Directive - Retype all of the entries word for word.

Dataset rows

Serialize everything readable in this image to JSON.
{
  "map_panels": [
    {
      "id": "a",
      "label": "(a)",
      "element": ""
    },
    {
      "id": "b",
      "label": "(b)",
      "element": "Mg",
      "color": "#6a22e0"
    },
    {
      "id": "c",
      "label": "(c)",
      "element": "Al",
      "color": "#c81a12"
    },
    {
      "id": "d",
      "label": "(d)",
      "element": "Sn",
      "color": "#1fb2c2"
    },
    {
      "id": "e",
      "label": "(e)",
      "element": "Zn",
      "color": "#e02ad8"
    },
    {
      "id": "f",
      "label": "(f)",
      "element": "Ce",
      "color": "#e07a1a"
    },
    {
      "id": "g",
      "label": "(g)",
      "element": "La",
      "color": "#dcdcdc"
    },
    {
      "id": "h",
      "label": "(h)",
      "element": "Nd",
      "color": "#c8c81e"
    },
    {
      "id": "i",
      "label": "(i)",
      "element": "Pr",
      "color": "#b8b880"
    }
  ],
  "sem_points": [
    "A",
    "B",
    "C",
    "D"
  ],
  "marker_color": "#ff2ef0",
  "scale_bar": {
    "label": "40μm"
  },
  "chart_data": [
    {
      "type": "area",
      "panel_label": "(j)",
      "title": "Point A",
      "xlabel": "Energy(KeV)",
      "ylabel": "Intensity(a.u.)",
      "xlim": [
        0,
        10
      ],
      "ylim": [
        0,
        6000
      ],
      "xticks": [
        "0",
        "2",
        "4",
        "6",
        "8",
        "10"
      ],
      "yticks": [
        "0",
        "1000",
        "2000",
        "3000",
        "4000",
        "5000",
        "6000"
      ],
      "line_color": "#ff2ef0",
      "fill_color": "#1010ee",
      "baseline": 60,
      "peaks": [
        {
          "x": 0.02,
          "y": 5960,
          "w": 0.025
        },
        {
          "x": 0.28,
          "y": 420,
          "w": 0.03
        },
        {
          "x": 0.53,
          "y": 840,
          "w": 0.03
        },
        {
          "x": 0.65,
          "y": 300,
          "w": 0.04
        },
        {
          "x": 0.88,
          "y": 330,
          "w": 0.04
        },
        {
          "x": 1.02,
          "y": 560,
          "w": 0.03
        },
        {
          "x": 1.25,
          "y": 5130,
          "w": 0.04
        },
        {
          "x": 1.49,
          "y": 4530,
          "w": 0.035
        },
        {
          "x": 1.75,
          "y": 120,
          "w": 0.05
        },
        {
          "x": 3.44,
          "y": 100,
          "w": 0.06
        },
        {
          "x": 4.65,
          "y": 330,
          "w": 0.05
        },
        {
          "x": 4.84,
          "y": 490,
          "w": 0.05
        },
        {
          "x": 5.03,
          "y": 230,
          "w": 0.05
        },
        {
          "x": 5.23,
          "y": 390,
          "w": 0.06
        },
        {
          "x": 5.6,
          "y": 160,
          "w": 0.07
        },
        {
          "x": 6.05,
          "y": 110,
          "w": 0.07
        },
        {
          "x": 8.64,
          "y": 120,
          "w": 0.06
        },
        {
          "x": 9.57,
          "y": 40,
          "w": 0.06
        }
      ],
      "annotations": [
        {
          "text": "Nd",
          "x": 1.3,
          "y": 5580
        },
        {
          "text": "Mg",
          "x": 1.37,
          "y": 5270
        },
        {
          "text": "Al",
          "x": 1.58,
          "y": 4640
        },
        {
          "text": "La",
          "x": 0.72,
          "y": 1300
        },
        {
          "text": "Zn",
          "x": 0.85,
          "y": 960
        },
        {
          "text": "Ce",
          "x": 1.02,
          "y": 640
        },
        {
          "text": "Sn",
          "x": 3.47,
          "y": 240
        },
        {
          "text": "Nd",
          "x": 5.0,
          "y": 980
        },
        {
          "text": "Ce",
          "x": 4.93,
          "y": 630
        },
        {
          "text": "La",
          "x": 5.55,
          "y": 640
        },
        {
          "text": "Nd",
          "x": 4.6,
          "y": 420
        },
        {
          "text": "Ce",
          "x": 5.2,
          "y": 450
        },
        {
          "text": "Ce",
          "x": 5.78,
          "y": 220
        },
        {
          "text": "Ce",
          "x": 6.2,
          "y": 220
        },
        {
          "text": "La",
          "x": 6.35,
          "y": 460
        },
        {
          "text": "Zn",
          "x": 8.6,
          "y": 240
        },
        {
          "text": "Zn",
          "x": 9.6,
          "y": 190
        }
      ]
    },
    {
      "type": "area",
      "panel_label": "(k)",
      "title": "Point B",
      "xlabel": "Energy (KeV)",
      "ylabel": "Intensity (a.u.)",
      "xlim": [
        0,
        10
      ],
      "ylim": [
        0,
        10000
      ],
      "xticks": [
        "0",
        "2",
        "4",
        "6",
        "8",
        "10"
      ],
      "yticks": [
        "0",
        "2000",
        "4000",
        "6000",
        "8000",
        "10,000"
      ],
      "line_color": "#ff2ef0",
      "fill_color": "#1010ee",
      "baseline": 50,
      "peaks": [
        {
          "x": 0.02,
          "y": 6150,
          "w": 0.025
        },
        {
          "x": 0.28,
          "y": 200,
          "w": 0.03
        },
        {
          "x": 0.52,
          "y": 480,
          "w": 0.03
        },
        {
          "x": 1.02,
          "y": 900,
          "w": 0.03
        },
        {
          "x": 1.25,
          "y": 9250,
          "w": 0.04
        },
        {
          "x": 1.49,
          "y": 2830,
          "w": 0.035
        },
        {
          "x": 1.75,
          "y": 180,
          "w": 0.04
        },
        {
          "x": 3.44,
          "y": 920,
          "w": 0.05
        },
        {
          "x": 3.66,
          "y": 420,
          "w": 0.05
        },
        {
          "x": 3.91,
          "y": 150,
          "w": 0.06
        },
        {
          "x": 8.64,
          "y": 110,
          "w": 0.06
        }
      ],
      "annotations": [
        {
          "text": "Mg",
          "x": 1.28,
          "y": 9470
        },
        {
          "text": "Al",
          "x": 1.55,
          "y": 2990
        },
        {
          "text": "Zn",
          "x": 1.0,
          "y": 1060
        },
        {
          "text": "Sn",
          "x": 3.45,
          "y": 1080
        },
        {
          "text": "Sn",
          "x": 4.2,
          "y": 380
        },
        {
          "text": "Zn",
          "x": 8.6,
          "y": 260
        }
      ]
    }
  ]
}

Written response -
Serialize everything readable in this image to JSON.
{
  "map_panels": [
    {
      "id": "a",
      "label": "(a)",
      "element": ""
    },
    {
      "id": "b",
      "label": "(b)",
      "element": "Mg",
      "color": "#6a22e0"
    },
    {
      "id": "c",
      "label": "(c)",
      "element": "Al",
      "color": "#c81a12"
    },
    {
      "id": "d",
      "label": "(d)",
      "element": "Sn",
      "color": "#1fb2c2"
    },
    {
      "id": "e",
      "label": "(e)",
      "element": "Zn",
      "color": "#e02ad8"
    },
    {
      "id": "f",
      "label": "(f)",
      "element": "Ce",
      "color": "#e07a1a"
    },
    {
      "id": "g",
      "label": "(g)",
      "element": "La",
      "color": "#dcdcdc"
    },
    {
      "id": "h",
      "label": "(h)",
      "element": "Nd",
      "color": "#c8c81e"
    },
    {
      "id": "i",
      "label": "(i)",
      "element": "Pr",
      "color": "#b8b880"
    }
  ],
  "sem_points": [
    "A",
    "B",
    "C",
    "D"
  ],
  "marker_color": "#ff2ef0",
  "scale_bar": {
    "label": "40μm"
  },
  "chart_data": [
    {
      "type": "area",
      "panel_label": "(j)",
      "title": "Point A",
      "xlabel": "Energy(KeV)",
      "ylabel": "Intensity(a.u.)",
      "xlim": [
        0,
        10
      ],
      "ylim": [
        0,
        6000
      ],
      "xticks": [
        "0",
        "2",
        "4",
        "6",
        "8",
        "10"
      ],
      "yticks": [
        "0",
        "1000",
        "2000",
        "3000",
        "4000",
        "5000",
        "6000"
      ],
      "line_color": "#ff2ef0",
      "fill_color": "#1010ee",
      "baseline": 60,
      "peaks": [
        {
          "x": 0.02,
          "y": 5960,
          "w": 0.025
        },
        {
          "x": 0.28,
          "y": 420,
          "w": 0.03
        },
        {
          "x": 0.53,
          "y": 840,
          "w": 0.03
        },
        {
          "x": 0.65,
          "y": 300,
          "w": 0.04
        },
        {
          "x": 0.88,
          "y": 330,
          "w": 0.04
        },
        {
          "x": 1.02,
          "y": 560,
          "w": 0.03
        },
        {
          "x": 1.25,
          "y": 5130,
          "w": 0.04
        },
        {
          "x": 1.49,
          "y": 4530,
          "w": 0.035
        },
        {
          "x": 1.75,
          "y": 120,
          "w": 0.05
        },
        {
          "x": 3.44,
          "y": 100,
          "w": 0.06
        },
        {
          "x": 4.65,
          "y": 330,
          "w": 0.05
        },
        {
          "x": 4.84,
          "y": 490,
          "w": 0.05
        },
        {
          "x": 5.03,
          "y": 230,
          "w": 0.05
        },
        {
          "x": 5.23,
          "y": 390,
          "w": 0.06
        },
        {
          "x": 5.6,
          "y": 160,
          "w": 0.07
        },
        {
          "x": 6.05,
          "y": 110,
          "w": 0.07
        },
        {
          "x": 8.64,
          "y": 120,
          "w": 0.06
        },
        {
          "x": 9.57,
          "y": 40,
          "w": 0.06
        }
      ],
      "annotations": [
        {
          "text": "Nd",
          "x": 1.3,
          "y": 5580
        },
        {
          "text": "Mg",
          "x": 1.37,
          "y": 5270
        },
        {
          "text": "Al",
          "x": 1.58,
          "y": 4640
        },
        {
          "text": "La",
          "x": 0.72,
          "y": 1300
        },
        {
          "text": "Zn",
          "x": 0.85,
          "y": 960
        },
        {
          "text": "Ce",
          "x": 1.02,
          "y": 640
        },
        {
          "text": "Sn",
          "x": 3.47,
          "y": 240
        },
        {
          "text": "Nd",
          "x": 5.0,
          "y": 980
        },
        {
          "text": "Ce",
          "x": 4.93,
          "y": 630
        },
        {
          "text": "La",
          "x": 5.55,
          "y": 640
        },
        {
          "text": "Nd",
          "x": 4.6,
          "y": 420
        },
        {
          "text": "Ce",
          "x": 5.2,
          "y": 450
        },
        {
          "text": "Ce",
          "x": 5.78,
          "y": 220
        },
        {
          "text": "Ce",
          "x": 6.2,
          "y": 220
        },
        {
          "text": "La",
          "x": 6.35,
          "y": 460
        },
        {
          "text": "Zn",
          "x": 8.6,
          "y": 240
        },
        {
          "text": "Zn",
          "x": 9.6,
          "y": 190
        }
      ]
    },
    {
      "type": "area",
      "panel_label": "(k)",
      "title": "Point B",
      "xlabel": "Energy (KeV)",
      "ylabel": "Intensity (a.u.)",
      "xlim": [
        0,
        10
      ],
      "ylim": [
        0,
        10000
      ],
      "xticks": [
        "0",
        "2",
        "4",
        "6",
        "8",
        "10"
      ],
      "yticks": [
        "0",
        "2000",
        "4000",
        "6000",
        "8000",
        "10,000"
      ],
      "line_color": "#ff2ef0",
      "fill_color": "#1010ee",
      "baseline": 50,
      "peaks": [
        {
          "x": 0.02,
          "y": 6150,
          "w": 0.025
        },
        {
          "x": 0.28,
          "y": 200,
          "w": 0.03
        },
        {
          "x": 0.52,
          "y": 480,
          "w": 0.03
        },
        {
          "x": 1.02,
          "y": 900,
          "w": 0.03
        },
        {
          "x": 1.25,
          "y": 9250,
          "w": 0.04
        },
        {
          "x": 1.49,
          "y": 2830,
          "w": 0.035
        },
        {
          "x": 1.75,
          "y": 180,
          "w": 0.04
        },
        {
          "x": 3.44,
          "y": 920,
          "w": 0.05
        },
        {
          "x": 3.66,
          "y": 420,
          "w": 0.05
        },
        {
          "x": 3.91,
          "y": 150,
          "w": 0.06
        },
        {
          "x": 8.64,
          "y": 110,
          "w": 0.06
        }
      ],
      "annotations": [
        {
          "text": "Mg",
          "x": 1.28,
          "y": 9470
        },
        {
          "text": "Al",
          "x": 1.55,
          "y": 2990
        },
        {
          "text": "Zn",
          "x": 1.0,
          "y": 1060
        },
        {
          "text": "Sn",
          "x": 3.45,
          "y": 1080
        },
        {
          "text": "Sn",
          "x": 4.2,
          "y": 380
        },
        {
          "text": "Zn",
          "x": 8.6,
          "y": 260
        }
      ]
    }
  ]
}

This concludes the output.